▽

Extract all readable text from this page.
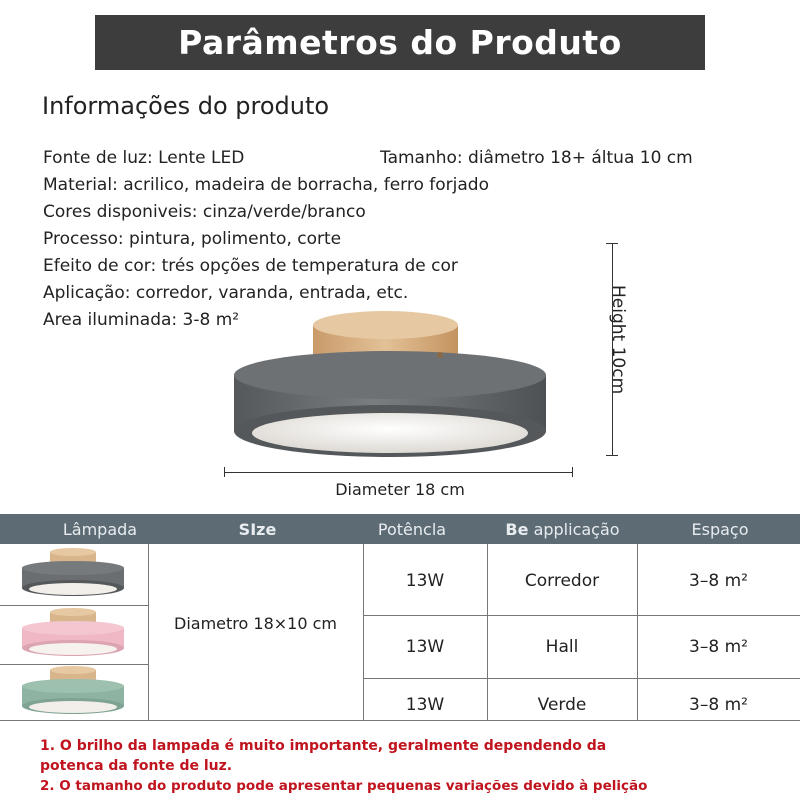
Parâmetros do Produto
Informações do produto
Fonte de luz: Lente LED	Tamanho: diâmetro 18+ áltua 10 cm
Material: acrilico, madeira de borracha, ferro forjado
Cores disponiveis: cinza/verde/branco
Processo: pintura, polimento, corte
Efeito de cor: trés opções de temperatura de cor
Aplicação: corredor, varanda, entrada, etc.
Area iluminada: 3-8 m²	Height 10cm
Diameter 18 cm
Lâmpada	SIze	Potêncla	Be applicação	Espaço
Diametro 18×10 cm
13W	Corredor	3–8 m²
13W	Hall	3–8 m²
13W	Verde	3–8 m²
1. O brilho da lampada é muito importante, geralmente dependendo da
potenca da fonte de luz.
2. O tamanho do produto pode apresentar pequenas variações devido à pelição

△
▽

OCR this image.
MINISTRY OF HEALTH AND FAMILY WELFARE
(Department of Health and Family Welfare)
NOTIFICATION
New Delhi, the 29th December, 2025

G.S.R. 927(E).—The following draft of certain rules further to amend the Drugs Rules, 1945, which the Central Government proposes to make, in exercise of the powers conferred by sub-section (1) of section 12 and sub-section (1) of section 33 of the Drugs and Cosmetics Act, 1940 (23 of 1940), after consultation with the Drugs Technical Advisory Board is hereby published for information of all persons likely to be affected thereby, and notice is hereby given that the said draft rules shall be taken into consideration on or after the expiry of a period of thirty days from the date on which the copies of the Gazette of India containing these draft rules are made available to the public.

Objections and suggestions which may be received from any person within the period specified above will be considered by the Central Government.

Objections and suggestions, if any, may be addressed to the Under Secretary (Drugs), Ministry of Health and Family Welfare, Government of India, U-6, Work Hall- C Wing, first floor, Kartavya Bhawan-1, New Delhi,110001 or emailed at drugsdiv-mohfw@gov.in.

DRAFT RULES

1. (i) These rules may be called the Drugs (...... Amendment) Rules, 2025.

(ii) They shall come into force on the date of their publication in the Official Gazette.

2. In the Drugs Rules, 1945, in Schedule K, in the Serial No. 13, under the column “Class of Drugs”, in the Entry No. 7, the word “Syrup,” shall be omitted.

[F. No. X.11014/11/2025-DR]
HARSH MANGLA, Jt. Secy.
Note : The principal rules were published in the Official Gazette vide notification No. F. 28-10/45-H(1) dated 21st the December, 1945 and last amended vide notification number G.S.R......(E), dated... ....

△
▽

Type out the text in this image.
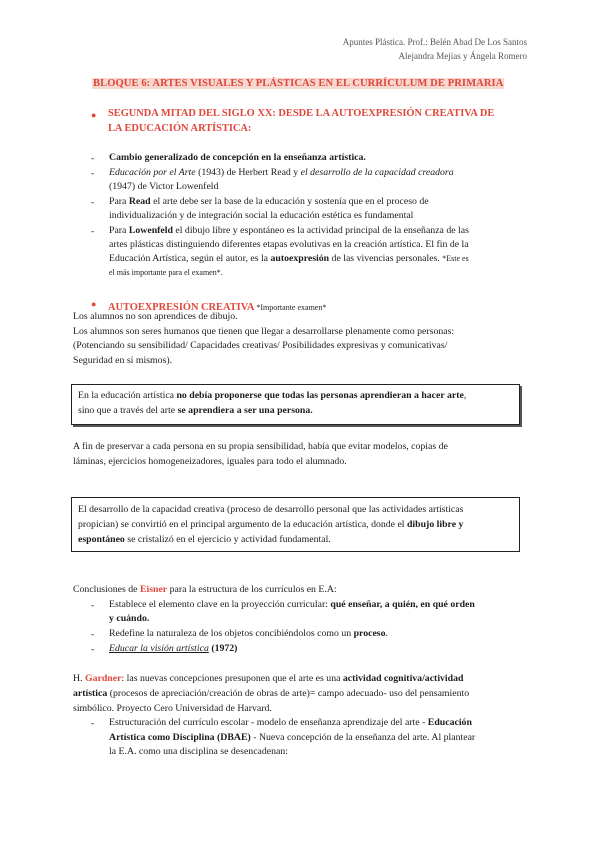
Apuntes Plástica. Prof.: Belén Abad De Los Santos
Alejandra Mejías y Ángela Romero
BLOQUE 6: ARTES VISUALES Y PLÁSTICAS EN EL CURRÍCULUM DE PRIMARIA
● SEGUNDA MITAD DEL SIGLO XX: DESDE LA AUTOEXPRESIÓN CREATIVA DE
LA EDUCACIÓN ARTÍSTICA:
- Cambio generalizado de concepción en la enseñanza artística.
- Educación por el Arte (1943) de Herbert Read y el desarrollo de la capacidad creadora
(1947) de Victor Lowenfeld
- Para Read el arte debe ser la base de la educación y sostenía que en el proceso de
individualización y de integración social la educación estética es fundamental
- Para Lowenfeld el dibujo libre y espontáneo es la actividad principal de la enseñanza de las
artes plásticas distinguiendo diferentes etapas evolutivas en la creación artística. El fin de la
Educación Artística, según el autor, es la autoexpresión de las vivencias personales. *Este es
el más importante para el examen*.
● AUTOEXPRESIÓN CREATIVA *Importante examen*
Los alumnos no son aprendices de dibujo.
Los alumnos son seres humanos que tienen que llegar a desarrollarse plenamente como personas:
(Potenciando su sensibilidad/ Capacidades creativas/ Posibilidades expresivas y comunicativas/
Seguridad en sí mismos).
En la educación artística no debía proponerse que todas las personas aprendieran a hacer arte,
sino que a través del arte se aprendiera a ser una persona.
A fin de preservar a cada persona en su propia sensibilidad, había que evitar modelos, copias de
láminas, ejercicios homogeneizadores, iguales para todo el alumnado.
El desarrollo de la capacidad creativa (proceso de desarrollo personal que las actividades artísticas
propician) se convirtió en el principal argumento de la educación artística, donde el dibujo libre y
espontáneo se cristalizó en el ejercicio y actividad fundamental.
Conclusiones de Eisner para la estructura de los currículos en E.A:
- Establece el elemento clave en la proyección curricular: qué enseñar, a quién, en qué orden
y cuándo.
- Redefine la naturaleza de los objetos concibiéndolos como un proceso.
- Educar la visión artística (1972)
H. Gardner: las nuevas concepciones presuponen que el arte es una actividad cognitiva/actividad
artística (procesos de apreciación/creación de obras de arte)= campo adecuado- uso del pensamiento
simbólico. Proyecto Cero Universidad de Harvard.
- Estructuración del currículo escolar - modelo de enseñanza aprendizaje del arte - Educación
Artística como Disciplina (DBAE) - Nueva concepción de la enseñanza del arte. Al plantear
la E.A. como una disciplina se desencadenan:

△

Track down the lines that include the word "Objections" and copy them.

Complete response.
Objections and suggestions which may be received from any person within the period specified above will be considered by the Central Government.
Objections and suggestions, if any, may be addressed to the Under Secretary (Drugs), Ministry of Health and Family Welfare, Government of India, U-6, Work Hall- C Wing, first floor, Kartavya Bhawan-1, New Delhi,110001 or emailed at drugsdiv-mohfw@gov.in.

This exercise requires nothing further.